- _THE INPUT_:
** Start **

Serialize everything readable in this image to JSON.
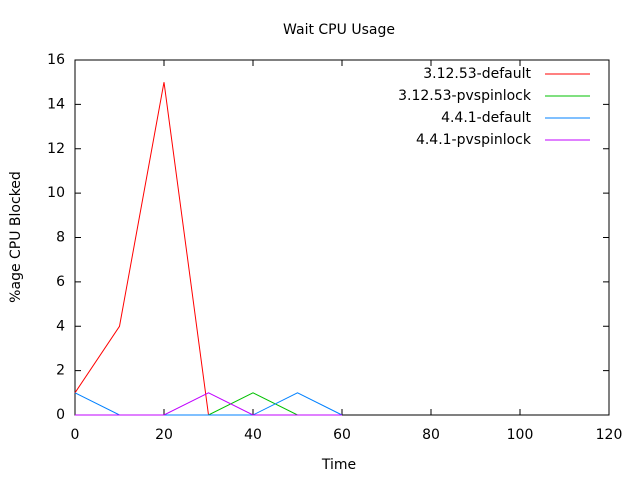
{
  "chart_data": {
    "type": "line",
    "title": "Wait CPU Usage",
    "x_label": "Time",
    "y_label": "%age CPU Blocked",
    "x": [
      0,
      10,
      20,
      30,
      40,
      50,
      60
    ],
    "series": [
      {
        "name": "3.12.53-default",
        "color": "#ff0000",
        "values": [
          1,
          4,
          15,
          0,
          0,
          0,
          0
        ]
      },
      {
        "name": "3.12.53-pvspinlock",
        "color": "#00c000",
        "values": [
          0,
          0,
          0,
          0,
          1,
          0,
          0
        ]
      },
      {
        "name": "4.4.1-default",
        "color": "#0080ff",
        "values": [
          1,
          0,
          0,
          0,
          0,
          1,
          0
        ]
      },
      {
        "name": "4.4.1-pvspinlock",
        "color": "#c000ff",
        "values": [
          0,
          0,
          0,
          1,
          0,
          0,
          0
        ]
      }
    ],
    "xlim": [
      0,
      120
    ],
    "xticks": [
      0,
      20,
      40,
      60,
      80,
      100,
      120
    ],
    "ylim": [
      0,
      16
    ],
    "yticks": [
      0,
      2,
      4,
      6,
      8,
      10,
      12,
      14,
      16
    ],
    "legend": "top-right"
  }
}
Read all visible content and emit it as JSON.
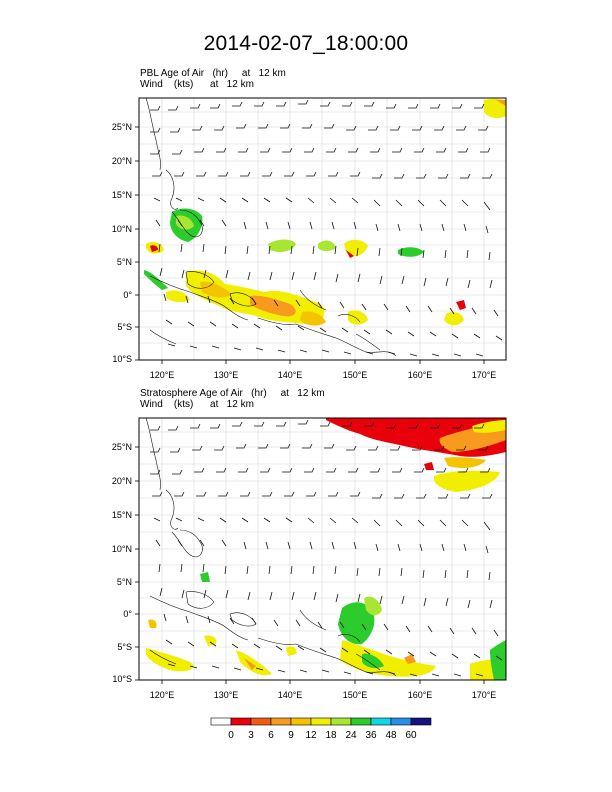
{
  "title": "2014-02-07_18:00:00",
  "panels": [
    {
      "name": "pbl",
      "line1": "PBL Age of Air   (hr)     at   12 km",
      "line2": "Wind    (kts)      at   12 km",
      "lat_labels": [
        "25°N",
        "20°N",
        "15°N",
        "10°N",
        "5°N",
        "0°",
        "5°S",
        "10°S"
      ],
      "lon_labels": [
        "120°E",
        "130°E",
        "140°E",
        "150°E",
        "160°E",
        "170°E"
      ]
    },
    {
      "name": "strat",
      "line1": "Stratosphere Age of Air   (hr)     at   12 km",
      "line2": "Wind    (kts)      at   12 km",
      "lat_labels": [
        "25°N",
        "20°N",
        "15°N",
        "10°N",
        "5°N",
        "0°",
        "5°S",
        "10°S"
      ],
      "lon_labels": [
        "120°E",
        "130°E",
        "140°E",
        "150°E",
        "160°E",
        "170°E"
      ]
    }
  ],
  "colorbar": {
    "labels": [
      "0",
      "3",
      "6",
      "9",
      "12",
      "18",
      "24",
      "36",
      "48",
      "60"
    ],
    "colors": [
      "#ffffff",
      "#e8000b",
      "#f05a12",
      "#f79a1e",
      "#f5c400",
      "#f2ee00",
      "#a8e632",
      "#2ccc2c",
      "#12d6e6",
      "#2a8ee8",
      "#13127e"
    ]
  }
}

** End **

- _TASK TO COMPLETE_: Make an exact copy of the records above, with the pictures left out.

- _TASK ANSWER_:
Serialize everything readable in this image to JSON.
{
  "chart_data": {
    "type": "line",
    "title": "Wait CPU Usage",
    "x_label": "Time",
    "y_label": "%age CPU Blocked",
    "x": [
      0,
      10,
      20,
      30,
      40,
      50,
      60
    ],
    "series": [
      {
        "name": "3.12.53-default",
        "color": "#ff0000",
        "values": [
          1,
          4,
          15,
          0,
          0,
          0,
          0
        ]
      },
      {
        "name": "3.12.53-pvspinlock",
        "color": "#00c000",
        "values": [
          0,
          0,
          0,
          0,
          1,
          0,
          0
        ]
      },
      {
        "name": "4.4.1-default",
        "color": "#0080ff",
        "values": [
          1,
          0,
          0,
          0,
          0,
          1,
          0
        ]
      },
      {
        "name": "4.4.1-pvspinlock",
        "color": "#c000ff",
        "values": [
          0,
          0,
          0,
          1,
          0,
          0,
          0
        ]
      }
    ],
    "xlim": [
      0,
      120
    ],
    "xticks": [
      0,
      20,
      40,
      60,
      80,
      100,
      120
    ],
    "ylim": [
      0,
      16
    ],
    "yticks": [
      0,
      2,
      4,
      6,
      8,
      10,
      12,
      14,
      16
    ],
    "legend": "top-right"
  }
}
Read all visible content and emit it as JSON.
{
  "title": "2014-02-07_18:00:00",
  "panels": [
    {
      "name": "pbl",
      "line1": "PBL Age of Air   (hr)     at   12 km",
      "line2": "Wind    (kts)      at   12 km",
      "lat_labels": [
        "25°N",
        "20°N",
        "15°N",
        "10°N",
        "5°N",
        "0°",
        "5°S",
        "10°S"
      ],
      "lon_labels": [
        "120°E",
        "130°E",
        "140°E",
        "150°E",
        "160°E",
        "170°E"
      ]
    },
    {
      "name": "strat",
      "line1": "Stratosphere Age of Air   (hr)     at   12 km",
      "line2": "Wind    (kts)      at   12 km",
      "lat_labels": [
        "25°N",
        "20°N",
        "15°N",
        "10°N",
        "5°N",
        "0°",
        "5°S",
        "10°S"
      ],
      "lon_labels": [
        "120°E",
        "130°E",
        "140°E",
        "150°E",
        "160°E",
        "170°E"
      ]
    }
  ],
  "colorbar": {
    "labels": [
      "0",
      "3",
      "6",
      "9",
      "12",
      "18",
      "24",
      "36",
      "48",
      "60"
    ],
    "colors": [
      "#ffffff",
      "#e8000b",
      "#f05a12",
      "#f79a1e",
      "#f5c400",
      "#f2ee00",
      "#a8e632",
      "#2ccc2c",
      "#12d6e6",
      "#2a8ee8",
      "#13127e"
    ]
  }
}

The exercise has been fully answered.